Transcribe the records below exactly as they appear, omitting any pictures.
##### Material for this task #####
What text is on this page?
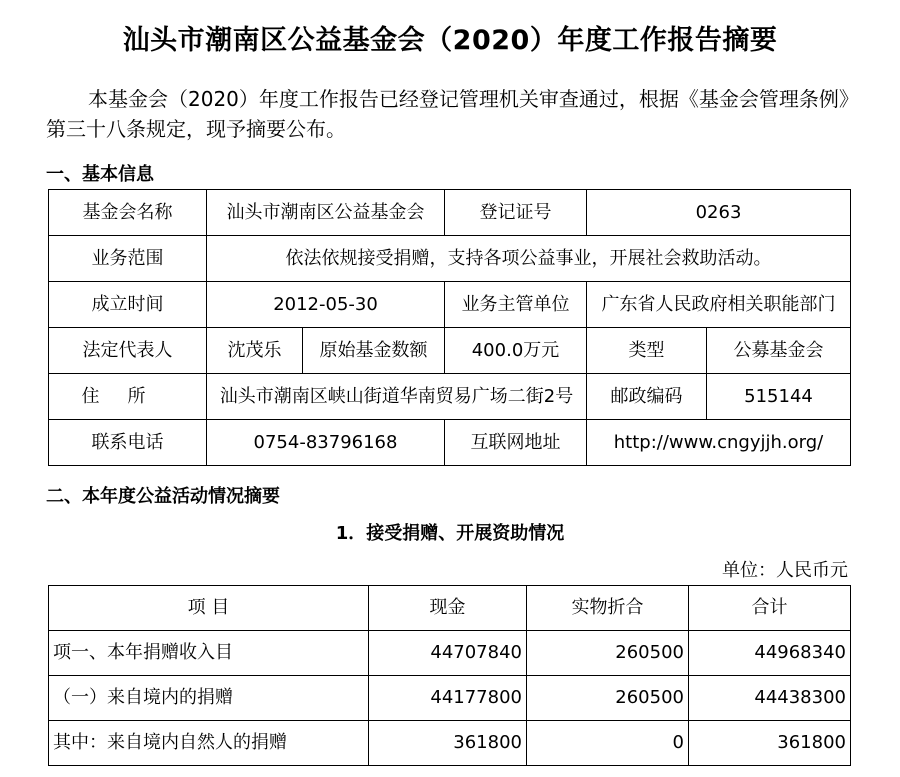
汕头市潮南区公益基金会（2020）年度工作报告摘要
本基金会（2020）年度工作报告已经登记管理机关审查通过，根据《基金会管理条例》第三十八条规定，现予摘要公布。
一、基本信息
基金会名称	汕头市潮南区公益基金会		登记证号	0263	
业务范围	依法依规接受捐赠，支持各项公益事业，开展社会救助活动。				
成立时间	2012-05-30		业务主管单位	广东省人民政府相关职能部门	
法定代表人	沈茂乐	原始基金数额	400.0万元	类型	公募基金会
住所	汕头市潮南区峡山街道华南贸易广场二街2号			邮政编码	515144
联系电话	0754-83796168		互联网地址	http://www.cngyjjh.org/	
二、本年度公益活动情况摘要
1．接受捐赠、开展资助情况
单位：人民币元
项 目	现金	实物折合	合计
项一、本年捐赠收入目	44707840	260500	44968340
（一）来自境内的捐赠	44177800	260500	44438300
其中：来自境内自然人的捐赠	361800	0	361800
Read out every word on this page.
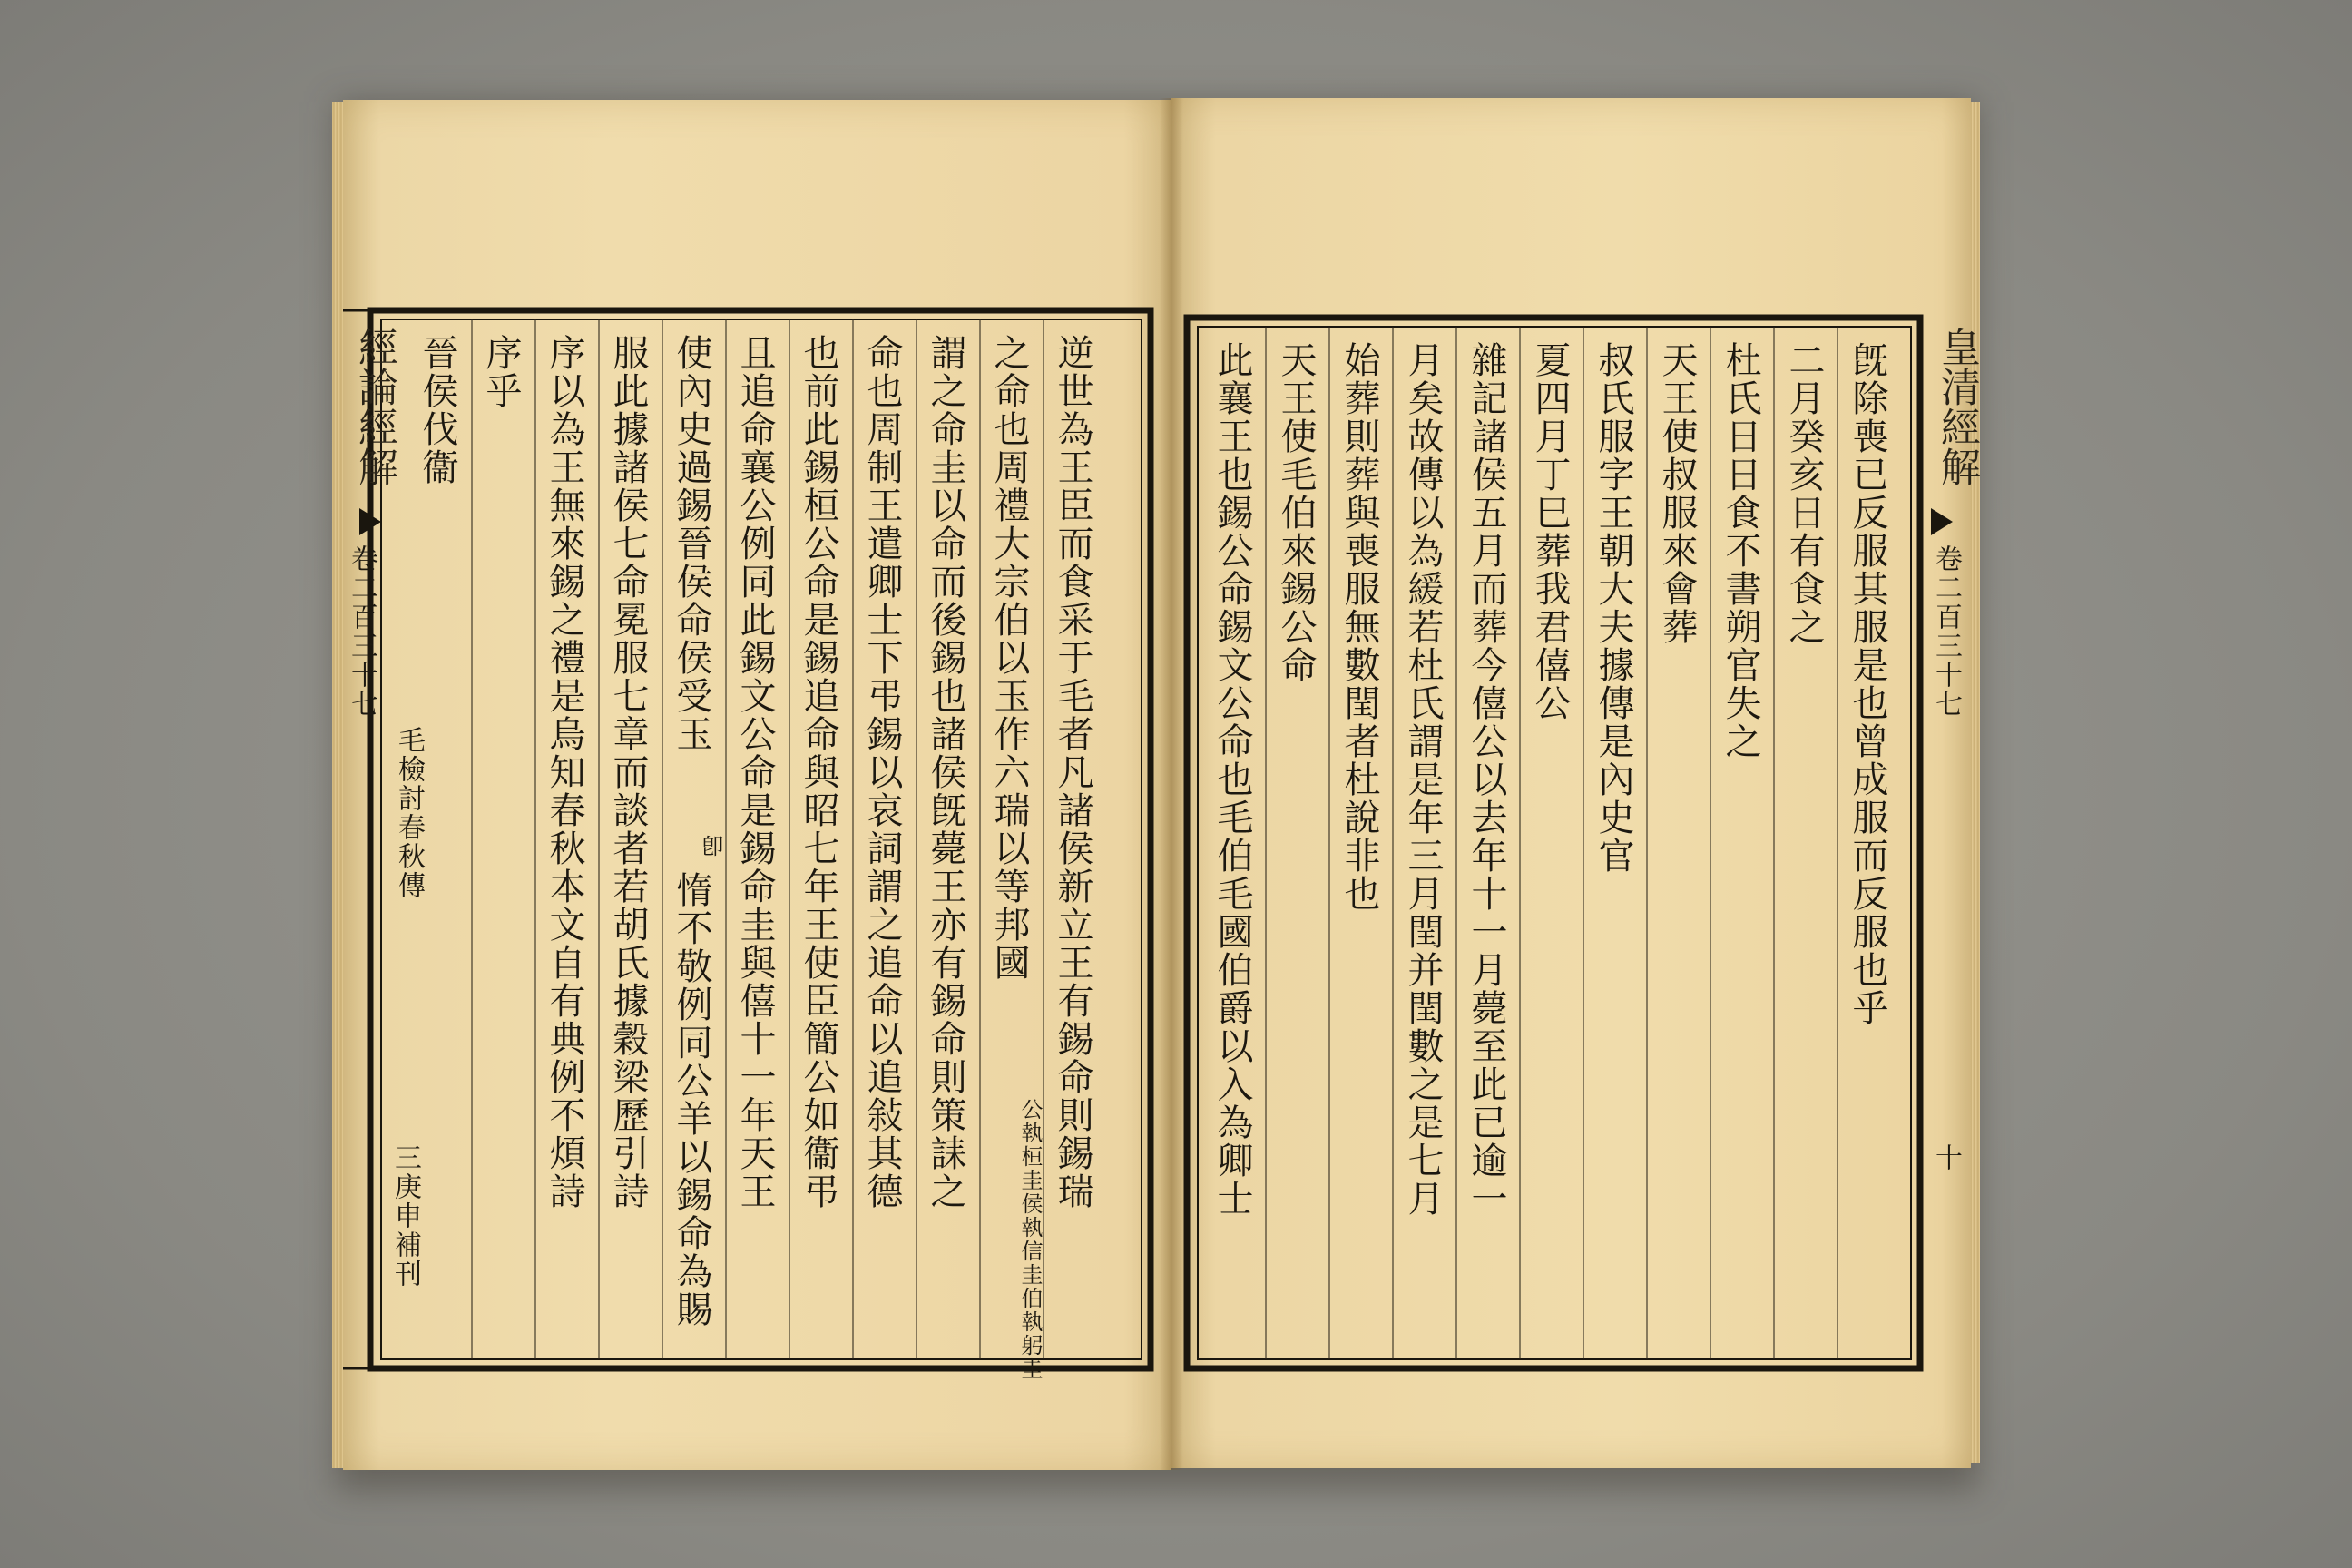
經論經解
卷二百三十七
毛檢討春秋傳
三庚申補刊
逆世為王臣而食采于毛者凡諸侯新立王有錫命則錫瑞
之命也周禮大宗伯以玉作六瑞以等邦國
公執桓圭侯執信圭伯執躬圭
謂之命圭以命而後錫也諸侯旣薨王亦有錫命則策誄之
命也周制王遣卿士下弔錫以哀詞謂之追命以追敍其德
也前此錫桓公命是錫追命與昭七年王使臣簡公如衞弔
且追命襄公例同此錫文公命是錫命圭與僖十一年天王
使內史過錫晉侯命侯受玉
卽
惰不敬例同公羊以錫命為賜
服此據諸侯七命冕服七章而談者若胡氏據穀梁歷引詩
序以為王無來錫之禮是烏知春秋本文自有典例不煩詩
序乎
晉侯伐衞	皇清經解
卷二百三十七
十
旣除喪已反服其服是也曾成服而反服也乎
二月癸亥日有食之
杜氏日日食不書朔官失之
天王使叔服來會葬
叔氏服字王朝大夫據傳是內史官
夏四月丁巳葬我君僖公
雜記諸侯五月而葬今僖公以去年十一月薨至此已逾一
月矣故傳以為緩若杜氏謂是年三月閏并閏數之是七月
始葬則葬與喪服無數閏者杜說非也
天王使毛伯來錫公命
此襄王也錫公命錫文公命也毛伯毛國伯爵以入為卿士
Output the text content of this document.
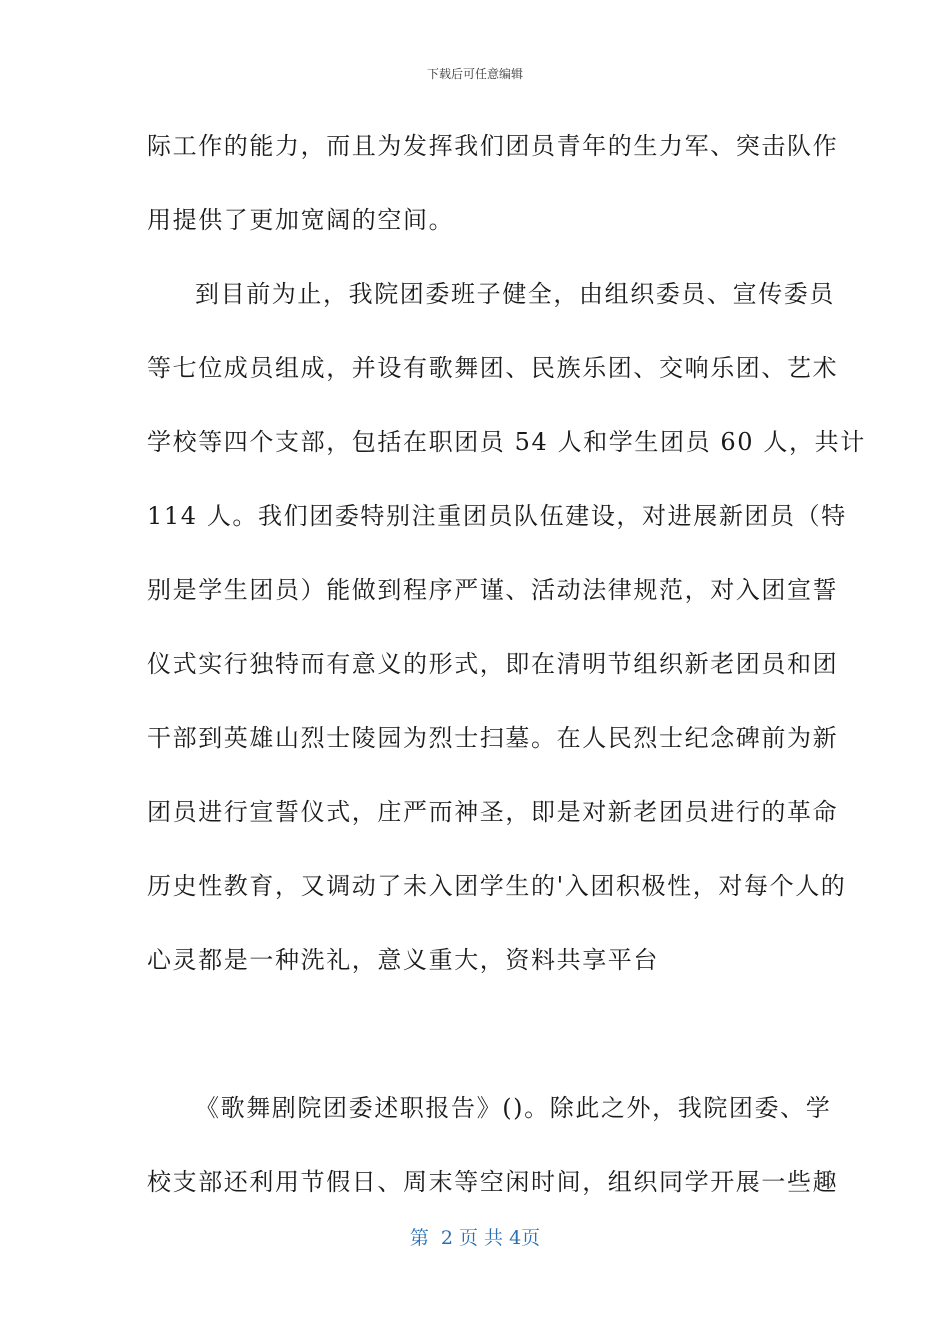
下载后可任意编辑
际工作的能力，而且为发挥我们团员青年的生力军、突击队作
用提供了更加宽阔的空间。
到目前为止，我院团委班子健全，由组织委员、宣传委员
等七位成员组成，并设有歌舞团、民族乐团、交响乐团、艺术
学校等四个支部，包括在职团员 54 人和学生团员 60 人，共计
114 人。我们团委特别注重团员队伍建设，对进展新团员（特
别是学生团员）能做到程序严谨、活动法律规范，对入团宣誓
仪式实行独特而有意义的形式，即在清明节组织新老团员和团
干部到英雄山烈士陵园为烈士扫墓。在人民烈士纪念碑前为新
团员进行宣誓仪式，庄严而神圣，即是对新老团员进行的革命
历史性教育，又调动了未入团学生的'入团积极性，对每个人的
心灵都是一种洗礼，意义重大，资料共享平台
《歌舞剧院团委述职报告》()。除此之外，我院团委、学
校支部还利用节假日、周末等空闲时间，组织同学开展一些趣
第  2 页 共 4页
#####
* [Output of the exercise]:
What text is on this page?
汕头市潮南区公益基金会（2020）年度工作报告摘要
本基金会（2020）年度工作报告已经登记管理机关审查通过，根据《基金会管理条例》第三十八条规定，现予摘要公布。
一、基本信息
基金会名称	汕头市潮南区公益基金会		登记证号	0263	
业务范围	依法依规接受捐赠，支持各项公益事业，开展社会救助活动。				
成立时间	2012-05-30		业务主管单位	广东省人民政府相关职能部门	
法定代表人	沈茂乐	原始基金数额	400.0万元	类型	公募基金会
住所	汕头市潮南区峡山街道华南贸易广场二街2号			邮政编码	515144
联系电话	0754-83796168		互联网地址	http://www.cngyjjh.org/	
二、本年度公益活动情况摘要
1．接受捐赠、开展资助情况
单位：人民币元
项 目	现金	实物折合	合计
项一、本年捐赠收入目	44707840	260500	44968340
（一）来自境内的捐赠	44177800	260500	44438300
其中：来自境内自然人的捐赠	361800	0	361800
Read out every word on this page.
經論經解
卷二百三十七
毛檢討春秋傳
三庚申補刊
逆世為王臣而食采于毛者凡諸侯新立王有錫命則錫瑞
之命也周禮大宗伯以玉作六瑞以等邦國
公執桓圭侯執信圭伯執躬圭
謂之命圭以命而後錫也諸侯旣薨王亦有錫命則策誄之
命也周制王遣卿士下弔錫以哀詞謂之追命以追敍其德
也前此錫桓公命是錫追命與昭七年王使臣簡公如衞弔
且追命襄公例同此錫文公命是錫命圭與僖十一年天王
使內史過錫晉侯命侯受玉
卽
惰不敬例同公羊以錫命為賜
服此據諸侯七命冕服七章而談者若胡氏據穀梁歷引詩
序以為王無來錫之禮是烏知春秋本文自有典例不煩詩
序乎
晉侯伐衞	皇清經解
卷二百三十七
十
旣除喪已反服其服是也曾成服而反服也乎
二月癸亥日有食之
杜氏日日食不書朔官失之
天王使叔服來會葬
叔氏服字王朝大夫據傳是內史官
夏四月丁巳葬我君僖公
雜記諸侯五月而葬今僖公以去年十一月薨至此已逾一
月矣故傳以為緩若杜氏謂是年三月閏并閏數之是七月
始葬則葬與喪服無數閏者杜說非也
天王使毛伯來錫公命
此襄王也錫公命錫文公命也毛伯毛國伯爵以入為卿士
Output the text content of this document.
下载后可任意编辑
际工作的能力，而且为发挥我们团员青年的生力军、突击队作
用提供了更加宽阔的空间。
到目前为止，我院团委班子健全，由组织委员、宣传委员
等七位成员组成，并设有歌舞团、民族乐团、交响乐团、艺术
学校等四个支部，包括在职团员 54 人和学生团员 60 人，共计
114 人。我们团委特别注重团员队伍建设，对进展新团员（特
别是学生团员）能做到程序严谨、活动法律规范，对入团宣誓
仪式实行独特而有意义的形式，即在清明节组织新老团员和团
干部到英雄山烈士陵园为烈士扫墓。在人民烈士纪念碑前为新
团员进行宣誓仪式，庄严而神圣，即是对新老团员进行的革命
历史性教育，又调动了未入团学生的'入团积极性，对每个人的
心灵都是一种洗礼，意义重大，资料共享平台
《歌舞剧院团委述职报告》()。除此之外，我院团委、学
校支部还利用节假日、周末等空闲时间，组织同学开展一些趣
第  2 页 共 4页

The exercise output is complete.